RECORDS
-*-*-

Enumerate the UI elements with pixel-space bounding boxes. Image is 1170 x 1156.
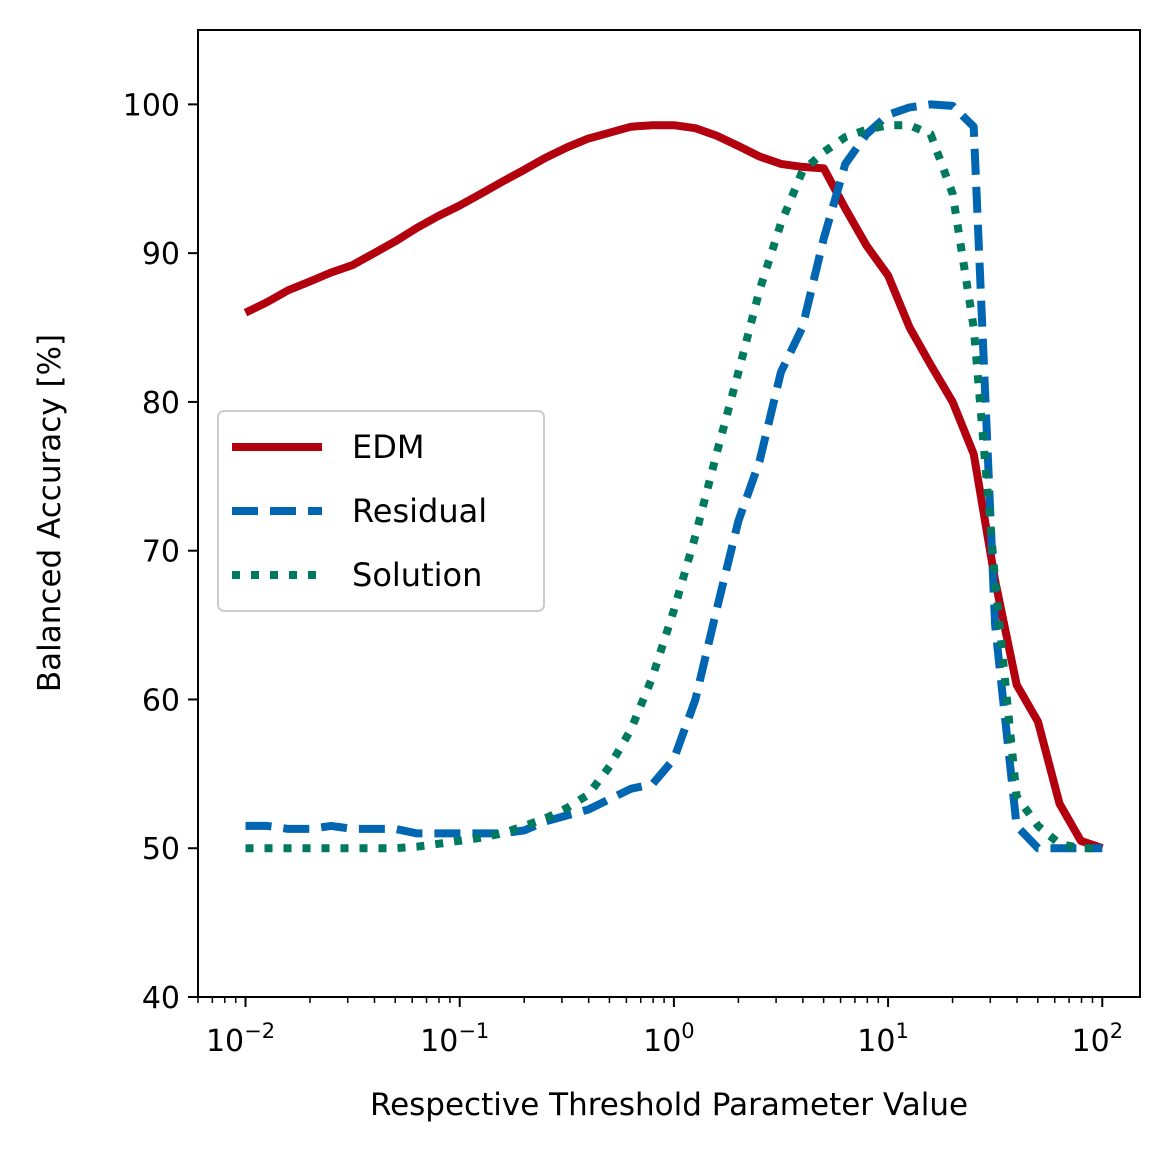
x-tick-label: 100 <box>643 1019 695 1059</box>
y-tick-label: 100 <box>123 88 180 123</box>
x-tick-label: 10−2 <box>206 1019 275 1059</box>
x-tick-label: 10−1 <box>420 1019 489 1059</box>
legend-label-residual: Residual <box>352 492 487 530</box>
legend: EDM Residual Solution <box>217 410 545 612</box>
y-tick-label: 70 <box>142 535 180 570</box>
y-axis: 40 50 60 70 80 90 100 <box>123 88 198 1016</box>
y-tick-label: 80 <box>142 386 180 421</box>
x-tick-label: 102 <box>1072 1019 1124 1059</box>
x-tick-label: 101 <box>857 1019 909 1059</box>
series-line-solution <box>245 121 1103 853</box>
y-tick-label: 40 <box>142 981 180 1016</box>
y-tick-label: 50 <box>142 832 180 867</box>
legend-box <box>217 410 545 612</box>
plot-area-frame <box>197 29 1141 998</box>
legend-label-solution: Solution <box>352 556 482 594</box>
x-axis: 10−2 10−1 100 101 102 <box>197 997 1124 1059</box>
x-axis-label: Respective Threshold Parameter Value <box>370 1087 968 1123</box>
series-layer <box>243 100 1104 853</box>
y-axis-label: Balanced Accuracy [%] <box>32 334 68 692</box>
series-line-edm <box>243 121 1104 852</box>
y-tick-label: 90 <box>142 237 180 272</box>
y-tick-label: 60 <box>142 683 180 718</box>
legend-label-edm: EDM <box>352 428 424 466</box>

-*-*-

GOAL
Can you lay out the data above as a numbered list, beginning at the line that has "x-tick-label: 100 <box>643" and stopping after the line that has "plot-area-frame <box>197 29 1141 998</box>", with any blank lines omitted?

EXPECTED ANSWER
1. x-tick-label: 100 <box>643 1019 695 1059</box>
2. y-tick-label: 100 <box>123 88 180 123</box>
3. x-tick-label: 10−2 <box>206 1019 275 1059</box>
4. x-tick-label: 10−1 <box>420 1019 489 1059</box>
5. legend-label-residual: Residual <box>352 492 487 530</box>
6. legend: EDM Residual Solution <box>217 410 545 612</box>
7. y-tick-label: 70 <box>142 535 180 570</box>
8. y-axis: 40 50 60 70 80 90 100 <box>123 88 198 1016</box>
9. y-tick-label: 80 <box>142 386 180 421</box>
10. x-tick-label: 102 <box>1072 1019 1124 1059</box>
11. x-tick-label: 101 <box>857 1019 909 1059</box>
12. series-line-solution <box>245 121 1103 853</box>
13. y-tick-label: 40 <box>142 981 180 1016</box>
14. y-tick-label: 50 <box>142 832 180 867</box>
15. legend-box <box>217 410 545 612</box>
16. plot-area-frame <box>197 29 1141 998</box>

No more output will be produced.